Stored entries:
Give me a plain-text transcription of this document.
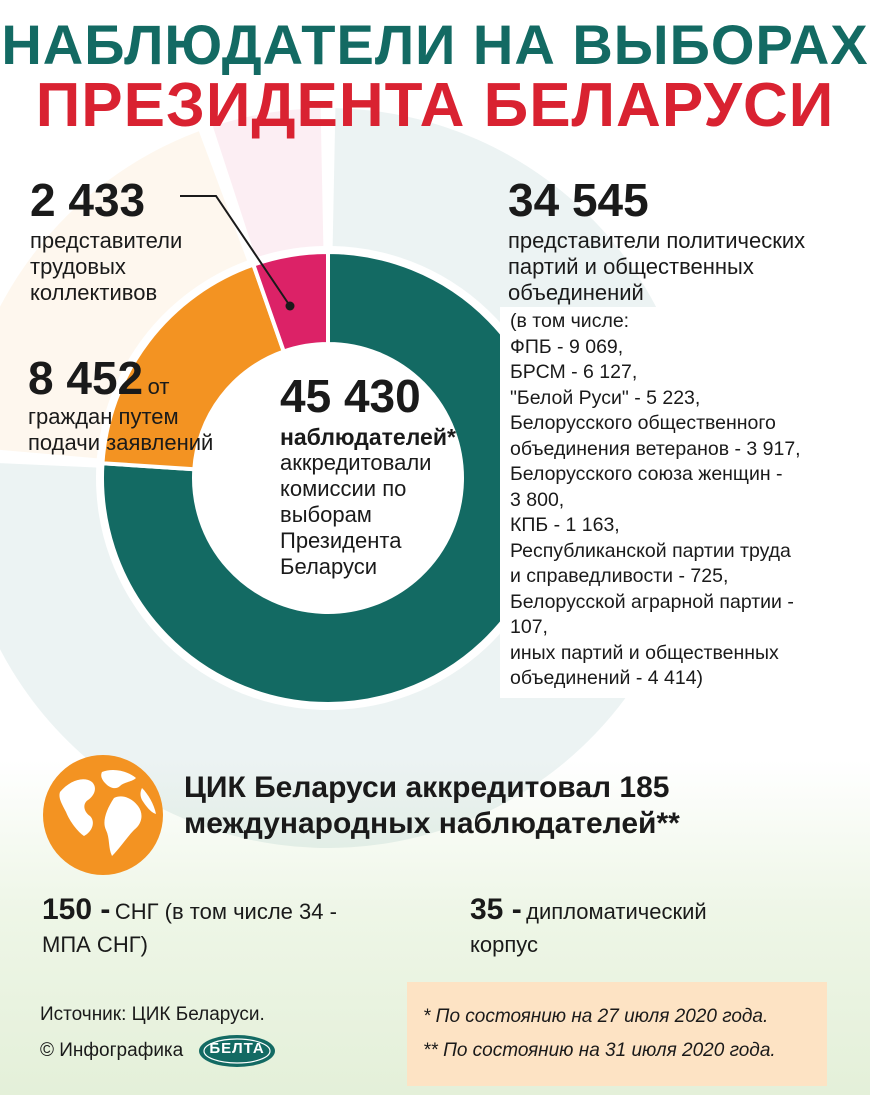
НАБЛЮДАТЕЛИ НА ВЫБОРАХ
ПРЕЗИДЕНТА БЕЛАРУСИ
2 433
представители
трудовых
коллективов
8 452 от
граждан путем
подачи заявлений
34 545
представители политических
партий и общественных
объединений
(в том числе:
ФПБ - 9 069,
БРСМ - 6 127,
"Белой Руси" - 5 223,
Белорусского общественного
объединения ветеранов - 3 917,
Белорусского союза женщин -
3 800,
КПБ - 1 163,
Республиканской партии труда
и справедливости - 725,
Белорусской аграрной партии -
107,
иных партий и общественных
объединений - 4 414)
45 430
наблюдателей*
аккредитовали
комиссии по
выборам
Президента
Беларуси
ЦИК Беларуси аккредитовал 185
международных наблюдателей**
150 - СНГ (в том числе 34 -
МПА СНГ)
35 - дипломатический
корпус
Источник: ЦИК Беларуси.
© Инфографика	БЕЛТА
* По состоянию на 27 июля 2020 года.
** По состоянию на 31 июля 2020 года.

- Task details -
All the lines above are to be given again exactly as they read, with the pictures removed.

- Correct result -
Give me a plain-text transcription of this document.
НАБЛЮДАТЕЛИ НА ВЫБОРАХ
ПРЕЗИДЕНТА БЕЛАРУСИ
2 433
представители
трудовых
коллективов
8 452 от
граждан путем
подачи заявлений
34 545
представители политических
партий и общественных
объединений
(в том числе:
ФПБ - 9 069,
БРСМ - 6 127,
"Белой Руси" - 5 223,
Белорусского общественного
объединения ветеранов - 3 917,
Белорусского союза женщин -
3 800,
КПБ - 1 163,
Республиканской партии труда
и справедливости - 725,
Белорусской аграрной партии -
107,
иных партий и общественных
объединений - 4 414)
45 430
наблюдателей*
аккредитовали
комиссии по
выборам
Президента
Беларуси
ЦИК Беларуси аккредитовал 185
международных наблюдателей**
150 - СНГ (в том числе 34 -
МПА СНГ)
35 - дипломатический
корпус
Источник: ЦИК Беларуси.
© Инфографика	БЕЛТА
* По состоянию на 27 июля 2020 года.
** По состоянию на 31 июля 2020 года.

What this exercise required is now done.